A questão é política e é pública. É política porque se os comunistas e trotskistas, parceiros do PS, tivessem um pingo de vergonha – está á vista que não têm – retiravam a dita confiança ao governo. E é pública, no sentido em que é preciso que o público continue a ser devidamente informado sobre o carácter de quem os governa, afim de, quando chamado a votar, decida não só por ter passes mais baratos, mas também por conhecer a verdade.
Lembrem-se, sff, do Metternich.
Advogado

COMENTÁRIOS
Ana Maia: Muito bem exposto.
Rui Kissol: Congratulações pelo sintético e esclarecedor artigo! Tal qual o discernimento do Príncipe Metternich, igualmente o romano Tácito havia observado a ilusão das quantidades das Leis: >  "Quanto mais corrupto o Estado, maior o número de leis", Tácito.

===

Prossiga o texto sobre a confiança dos parceiros do PS no governo, começando logo a seguir à última frase apresentada.

===

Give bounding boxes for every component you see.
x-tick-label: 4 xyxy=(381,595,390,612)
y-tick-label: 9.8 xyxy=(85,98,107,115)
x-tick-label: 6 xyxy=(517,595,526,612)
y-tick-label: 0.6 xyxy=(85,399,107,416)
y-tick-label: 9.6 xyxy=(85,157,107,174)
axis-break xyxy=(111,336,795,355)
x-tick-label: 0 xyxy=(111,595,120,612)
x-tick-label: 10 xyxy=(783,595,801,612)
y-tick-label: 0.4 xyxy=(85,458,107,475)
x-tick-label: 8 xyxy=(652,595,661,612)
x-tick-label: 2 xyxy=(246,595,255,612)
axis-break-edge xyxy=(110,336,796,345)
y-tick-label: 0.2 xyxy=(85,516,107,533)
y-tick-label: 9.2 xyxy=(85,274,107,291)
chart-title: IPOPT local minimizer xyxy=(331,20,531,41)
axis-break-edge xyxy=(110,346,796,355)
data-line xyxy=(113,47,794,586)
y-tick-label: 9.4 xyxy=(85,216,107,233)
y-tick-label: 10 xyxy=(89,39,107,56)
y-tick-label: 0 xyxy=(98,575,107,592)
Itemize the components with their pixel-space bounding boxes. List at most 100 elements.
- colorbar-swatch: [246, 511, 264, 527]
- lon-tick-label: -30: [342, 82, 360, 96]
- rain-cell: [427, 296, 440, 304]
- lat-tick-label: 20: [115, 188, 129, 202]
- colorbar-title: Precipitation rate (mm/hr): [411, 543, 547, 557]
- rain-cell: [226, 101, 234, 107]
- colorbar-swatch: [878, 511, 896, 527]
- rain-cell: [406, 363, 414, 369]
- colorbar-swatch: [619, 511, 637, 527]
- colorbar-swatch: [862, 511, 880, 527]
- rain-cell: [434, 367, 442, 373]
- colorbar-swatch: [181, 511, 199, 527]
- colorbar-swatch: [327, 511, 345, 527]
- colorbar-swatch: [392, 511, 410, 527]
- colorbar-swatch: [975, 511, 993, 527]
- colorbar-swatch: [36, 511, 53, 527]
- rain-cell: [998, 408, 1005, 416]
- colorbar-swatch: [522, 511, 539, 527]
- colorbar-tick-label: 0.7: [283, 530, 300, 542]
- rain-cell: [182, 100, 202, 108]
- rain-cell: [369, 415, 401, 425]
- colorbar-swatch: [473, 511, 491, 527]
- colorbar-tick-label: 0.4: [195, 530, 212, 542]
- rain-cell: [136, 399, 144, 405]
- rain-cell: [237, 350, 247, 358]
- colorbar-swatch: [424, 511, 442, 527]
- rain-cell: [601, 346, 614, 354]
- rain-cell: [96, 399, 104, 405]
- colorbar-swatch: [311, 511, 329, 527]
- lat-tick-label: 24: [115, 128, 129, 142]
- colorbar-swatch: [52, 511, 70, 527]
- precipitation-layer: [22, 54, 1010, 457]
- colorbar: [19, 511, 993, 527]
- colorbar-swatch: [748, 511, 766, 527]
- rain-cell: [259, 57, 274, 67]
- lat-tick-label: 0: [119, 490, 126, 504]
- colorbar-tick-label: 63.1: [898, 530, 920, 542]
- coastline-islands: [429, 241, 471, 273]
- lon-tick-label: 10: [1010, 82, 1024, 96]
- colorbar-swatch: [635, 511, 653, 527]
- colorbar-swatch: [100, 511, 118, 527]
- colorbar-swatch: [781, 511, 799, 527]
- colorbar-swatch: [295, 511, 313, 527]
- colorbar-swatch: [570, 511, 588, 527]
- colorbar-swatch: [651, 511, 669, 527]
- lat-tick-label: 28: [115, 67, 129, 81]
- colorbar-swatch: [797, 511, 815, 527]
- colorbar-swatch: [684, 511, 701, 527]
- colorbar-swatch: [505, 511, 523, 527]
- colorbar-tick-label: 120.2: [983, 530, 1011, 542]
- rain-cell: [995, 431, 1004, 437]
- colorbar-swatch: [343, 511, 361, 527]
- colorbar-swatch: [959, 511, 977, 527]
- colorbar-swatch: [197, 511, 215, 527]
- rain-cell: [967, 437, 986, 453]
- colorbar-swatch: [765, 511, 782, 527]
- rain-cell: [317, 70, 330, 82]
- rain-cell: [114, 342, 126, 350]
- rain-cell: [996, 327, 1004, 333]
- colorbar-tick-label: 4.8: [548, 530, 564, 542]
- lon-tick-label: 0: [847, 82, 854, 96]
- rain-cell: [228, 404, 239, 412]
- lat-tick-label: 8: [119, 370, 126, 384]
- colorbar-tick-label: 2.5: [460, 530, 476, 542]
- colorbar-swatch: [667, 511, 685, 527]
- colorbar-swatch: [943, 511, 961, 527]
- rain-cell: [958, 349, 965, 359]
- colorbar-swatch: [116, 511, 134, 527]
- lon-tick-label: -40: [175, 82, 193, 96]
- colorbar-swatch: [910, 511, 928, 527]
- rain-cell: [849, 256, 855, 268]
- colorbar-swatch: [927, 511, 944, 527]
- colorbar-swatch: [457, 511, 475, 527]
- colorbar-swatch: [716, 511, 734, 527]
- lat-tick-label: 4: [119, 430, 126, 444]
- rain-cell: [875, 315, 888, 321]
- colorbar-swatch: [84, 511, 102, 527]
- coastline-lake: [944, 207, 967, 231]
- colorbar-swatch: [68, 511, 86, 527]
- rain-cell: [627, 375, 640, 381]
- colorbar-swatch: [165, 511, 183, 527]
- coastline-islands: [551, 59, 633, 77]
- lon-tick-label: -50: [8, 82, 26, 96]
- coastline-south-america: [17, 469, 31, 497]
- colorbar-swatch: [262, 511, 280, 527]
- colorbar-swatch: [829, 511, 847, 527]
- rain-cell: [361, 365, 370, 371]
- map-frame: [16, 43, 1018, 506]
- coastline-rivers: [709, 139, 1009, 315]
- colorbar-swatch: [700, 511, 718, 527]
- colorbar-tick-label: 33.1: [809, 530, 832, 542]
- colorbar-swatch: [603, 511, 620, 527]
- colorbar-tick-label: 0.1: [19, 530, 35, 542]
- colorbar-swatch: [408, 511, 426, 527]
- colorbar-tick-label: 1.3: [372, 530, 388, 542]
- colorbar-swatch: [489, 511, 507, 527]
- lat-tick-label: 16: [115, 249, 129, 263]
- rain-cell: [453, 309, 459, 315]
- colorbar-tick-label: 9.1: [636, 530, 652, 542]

===

◆ **Resultado da tarefa**:
ALBERICO LOPES > Rui Kissol : Parabéns!
Alice Dias: Marcelo, o irrequieto presidente, que à  semelhança do Wally, está em toda a parte, fez uma cábula e enviou-a ao governo. Uma dica para o governo fazer uma lei. Marcelo o Legislador. Sr. advogado parabéns pelo seu artigo.
Stra. Anabela Faísca: Boa, excesso de leis para bloquear a lei. O manhoso PR também se deve ter lembrado de Metternich. De Pedrógão, a Tancos e ao familygate para falar dos mais graves, é tudo um “vamos averiguar, vamos ver…”. Tem fechado os olhos a barbaridades tamanhas e agora a desculpa é não haver legislação? O nepotismo alguma vez foi aceite? Não se sabe que esse é um mecanismo básico das ditaduras, substituindo-se a obediência à lei pela fidelidade aos membros da “família”? Ora, o PR, conhecendo-se bem, não teria feito melhor em ficar-se pelos comentários na TVI?  Esse seria o grande serviço, porque embora fosse também mau, pelo menos não tinha estas proporções.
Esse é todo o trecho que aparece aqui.